**What this task involves**
Please repeat every line of the records below word for word, with no changes.

★ ★ ★

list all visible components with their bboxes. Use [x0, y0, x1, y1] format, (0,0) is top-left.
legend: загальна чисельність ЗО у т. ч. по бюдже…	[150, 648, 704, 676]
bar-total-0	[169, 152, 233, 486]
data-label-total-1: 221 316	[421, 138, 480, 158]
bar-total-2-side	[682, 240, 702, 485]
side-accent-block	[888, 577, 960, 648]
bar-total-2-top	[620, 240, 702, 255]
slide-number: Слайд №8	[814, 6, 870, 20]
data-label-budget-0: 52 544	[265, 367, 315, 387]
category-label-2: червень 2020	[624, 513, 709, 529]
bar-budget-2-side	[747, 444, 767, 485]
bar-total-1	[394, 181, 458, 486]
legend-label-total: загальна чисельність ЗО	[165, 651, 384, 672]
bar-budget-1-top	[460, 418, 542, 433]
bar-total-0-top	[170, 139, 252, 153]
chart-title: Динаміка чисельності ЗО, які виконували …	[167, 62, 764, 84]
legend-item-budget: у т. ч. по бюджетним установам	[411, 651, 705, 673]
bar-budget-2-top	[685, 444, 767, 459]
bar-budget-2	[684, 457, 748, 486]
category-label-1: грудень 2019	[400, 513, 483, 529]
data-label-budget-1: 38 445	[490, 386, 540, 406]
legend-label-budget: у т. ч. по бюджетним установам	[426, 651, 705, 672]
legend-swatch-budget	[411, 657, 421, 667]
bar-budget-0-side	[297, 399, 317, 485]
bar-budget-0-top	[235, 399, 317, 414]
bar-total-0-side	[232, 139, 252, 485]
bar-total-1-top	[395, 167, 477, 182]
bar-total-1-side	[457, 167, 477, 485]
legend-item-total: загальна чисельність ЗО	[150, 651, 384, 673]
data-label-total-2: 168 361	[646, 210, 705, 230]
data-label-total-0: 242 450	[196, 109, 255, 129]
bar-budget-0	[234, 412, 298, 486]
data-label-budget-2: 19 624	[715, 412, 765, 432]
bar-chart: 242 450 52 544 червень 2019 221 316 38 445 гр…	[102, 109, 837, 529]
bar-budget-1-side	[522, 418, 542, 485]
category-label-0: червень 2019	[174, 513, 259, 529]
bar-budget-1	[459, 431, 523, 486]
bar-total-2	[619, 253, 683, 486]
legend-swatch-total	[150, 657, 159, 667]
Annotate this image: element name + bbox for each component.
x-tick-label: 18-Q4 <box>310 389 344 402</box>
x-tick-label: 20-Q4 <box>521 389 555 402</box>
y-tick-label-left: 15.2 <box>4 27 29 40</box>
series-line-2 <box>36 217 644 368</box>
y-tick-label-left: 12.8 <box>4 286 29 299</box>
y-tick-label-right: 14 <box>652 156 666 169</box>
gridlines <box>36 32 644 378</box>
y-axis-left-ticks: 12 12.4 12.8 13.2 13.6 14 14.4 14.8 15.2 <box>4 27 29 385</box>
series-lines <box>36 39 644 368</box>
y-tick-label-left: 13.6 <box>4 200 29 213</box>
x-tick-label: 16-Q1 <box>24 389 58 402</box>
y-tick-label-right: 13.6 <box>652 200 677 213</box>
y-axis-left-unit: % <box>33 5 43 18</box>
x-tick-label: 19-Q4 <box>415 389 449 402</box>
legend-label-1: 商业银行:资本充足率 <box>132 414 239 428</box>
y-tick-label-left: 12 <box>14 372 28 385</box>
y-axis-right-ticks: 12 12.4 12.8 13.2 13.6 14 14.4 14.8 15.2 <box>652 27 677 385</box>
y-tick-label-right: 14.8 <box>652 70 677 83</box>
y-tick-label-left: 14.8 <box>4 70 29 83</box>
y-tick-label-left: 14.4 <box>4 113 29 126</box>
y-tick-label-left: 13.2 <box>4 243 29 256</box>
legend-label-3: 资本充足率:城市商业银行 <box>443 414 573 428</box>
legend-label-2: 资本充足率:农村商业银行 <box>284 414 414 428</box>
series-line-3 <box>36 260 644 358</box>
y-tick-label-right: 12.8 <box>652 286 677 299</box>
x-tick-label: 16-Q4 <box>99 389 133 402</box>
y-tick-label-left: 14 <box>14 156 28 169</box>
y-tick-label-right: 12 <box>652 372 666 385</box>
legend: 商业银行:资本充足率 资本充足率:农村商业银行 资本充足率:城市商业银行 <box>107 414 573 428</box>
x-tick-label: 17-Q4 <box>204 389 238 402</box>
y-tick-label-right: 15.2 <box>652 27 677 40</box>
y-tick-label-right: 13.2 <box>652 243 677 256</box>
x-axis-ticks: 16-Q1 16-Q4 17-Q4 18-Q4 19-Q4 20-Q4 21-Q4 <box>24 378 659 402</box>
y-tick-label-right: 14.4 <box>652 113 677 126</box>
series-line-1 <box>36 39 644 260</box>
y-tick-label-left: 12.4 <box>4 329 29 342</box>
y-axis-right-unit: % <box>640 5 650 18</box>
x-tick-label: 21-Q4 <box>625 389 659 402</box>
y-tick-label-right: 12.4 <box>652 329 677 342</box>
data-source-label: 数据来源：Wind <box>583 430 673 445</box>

★ ★ ★

**Answer to this exercise**
list all visible components with their bboxes. Use [x0, y0, x1, y1] format, (0,0) is top-left.
legend: загальна чисельність ЗО у т. ч. по бюдже…	[150, 648, 704, 676]
bar-total-0	[169, 152, 233, 486]
data-label-total-1: 221 316	[421, 138, 480, 158]
bar-total-2-side	[682, 240, 702, 485]
side-accent-block	[888, 577, 960, 648]
bar-total-2-top	[620, 240, 702, 255]
slide-number: Слайд №8	[814, 6, 870, 20]
data-label-budget-0: 52 544	[265, 367, 315, 387]
category-label-2: червень 2020	[624, 513, 709, 529]
bar-budget-2-side	[747, 444, 767, 485]
bar-total-1	[394, 181, 458, 486]
legend-label-total: загальна чисельність ЗО	[165, 651, 384, 672]
bar-budget-1-top	[460, 418, 542, 433]
bar-total-0-top	[170, 139, 252, 153]
chart-title: Динаміка чисельності ЗО, які виконували …	[167, 62, 764, 84]
legend-item-budget: у т. ч. по бюджетним установам	[411, 651, 705, 673]
bar-budget-2-top	[685, 444, 767, 459]
bar-budget-2	[684, 457, 748, 486]
category-label-1: грудень 2019	[400, 513, 483, 529]
data-label-budget-1: 38 445	[490, 386, 540, 406]
legend-label-budget: у т. ч. по бюджетним установам	[426, 651, 705, 672]
legend-swatch-budget	[411, 657, 421, 667]
bar-budget-0-side	[297, 399, 317, 485]
bar-budget-0-top	[235, 399, 317, 414]
bar-total-0-side	[232, 139, 252, 485]
bar-total-1-top	[395, 167, 477, 182]
bar-total-1-side	[457, 167, 477, 485]
legend-item-total: загальна чисельність ЗО	[150, 651, 384, 673]
data-label-total-2: 168 361	[646, 210, 705, 230]
data-label-total-0: 242 450	[196, 109, 255, 129]
bar-budget-0	[234, 412, 298, 486]
data-label-budget-2: 19 624	[715, 412, 765, 432]
bar-chart: 242 450 52 544 червень 2019 221 316 38 445 гр…	[102, 109, 837, 529]
bar-budget-1-side	[522, 418, 542, 485]
category-label-0: червень 2019	[174, 513, 259, 529]
bar-budget-1	[459, 431, 523, 486]
bar-total-2	[619, 253, 683, 486]
legend-swatch-total	[150, 657, 159, 667]
Annotate this image: element name + bbox for each component.
x-tick-label: 18-Q4 <box>310 389 344 402</box>
x-tick-label: 20-Q4 <box>521 389 555 402</box>
y-tick-label-left: 15.2 <box>4 27 29 40</box>
series-line-2 <box>36 217 644 368</box>
y-tick-label-left: 12.8 <box>4 286 29 299</box>
y-tick-label-right: 14 <box>652 156 666 169</box>
gridlines <box>36 32 644 378</box>
y-axis-left-ticks: 12 12.4 12.8 13.2 13.6 14 14.4 14.8 15.2 <box>4 27 29 385</box>
series-lines <box>36 39 644 368</box>
y-tick-label-left: 13.6 <box>4 200 29 213</box>
x-tick-label: 16-Q1 <box>24 389 58 402</box>
y-tick-label-right: 13.6 <box>652 200 677 213</box>
y-axis-left-unit: % <box>33 5 43 18</box>
x-tick-label: 19-Q4 <box>415 389 449 402</box>
legend-label-1: 商业银行:资本充足率 <box>132 414 239 428</box>
y-tick-label-left: 12 <box>14 372 28 385</box>
y-axis-right-ticks: 12 12.4 12.8 13.2 13.6 14 14.4 14.8 15.2 <box>652 27 677 385</box>
y-tick-label-right: 14.8 <box>652 70 677 83</box>
y-tick-label-left: 14.8 <box>4 70 29 83</box>
y-tick-label-left: 14.4 <box>4 113 29 126</box>
y-tick-label-left: 13.2 <box>4 243 29 256</box>
legend-label-3: 资本充足率:城市商业银行 <box>443 414 573 428</box>
legend-label-2: 资本充足率:农村商业银行 <box>284 414 414 428</box>
series-line-3 <box>36 260 644 358</box>
y-tick-label-right: 12.8 <box>652 286 677 299</box>
x-tick-label: 16-Q4 <box>99 389 133 402</box>
y-tick-label-left: 14 <box>14 156 28 169</box>
y-tick-label-right: 12 <box>652 372 666 385</box>
legend: 商业银行:资本充足率 资本充足率:农村商业银行 资本充足率:城市商业银行 <box>107 414 573 428</box>
x-tick-label: 17-Q4 <box>204 389 238 402</box>
y-tick-label-right: 15.2 <box>652 27 677 40</box>
y-tick-label-right: 13.2 <box>652 243 677 256</box>
x-axis-ticks: 16-Q1 16-Q4 17-Q4 18-Q4 19-Q4 20-Q4 21-Q4 <box>24 378 659 402</box>
y-tick-label-right: 14.4 <box>652 113 677 126</box>
series-line-1 <box>36 39 644 260</box>
y-tick-label-left: 12.4 <box>4 329 29 342</box>
y-axis-right-unit: % <box>640 5 650 18</box>
x-tick-label: 21-Q4 <box>625 389 659 402</box>
y-tick-label-right: 12.4 <box>652 329 677 342</box>
data-source-label: 数据来源：Wind <box>583 430 673 445</box>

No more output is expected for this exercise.